◆ What you have to do ◆
Extract the full set of records that follows, word for word.

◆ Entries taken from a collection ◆
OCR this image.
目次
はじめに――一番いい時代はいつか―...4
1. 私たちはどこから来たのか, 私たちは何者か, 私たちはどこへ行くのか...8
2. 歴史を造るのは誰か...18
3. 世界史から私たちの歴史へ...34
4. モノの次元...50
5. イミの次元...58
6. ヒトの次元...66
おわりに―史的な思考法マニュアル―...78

◆ Output of the exercise ◆
OCR this image.
目次
はじめに――一番いい時代はいつか―...4
1. 私たちはどこから来たのか, 私たちは何者か, 私たちはどこへ行くのか...8
2. 歴史を造るのは誰か...18
3. 世界史から私たちの歴史へ...34
4. モノの次元...50
5. イミの次元...58
6. ヒトの次元...66
おわりに―史的な思考法マニュアル―...78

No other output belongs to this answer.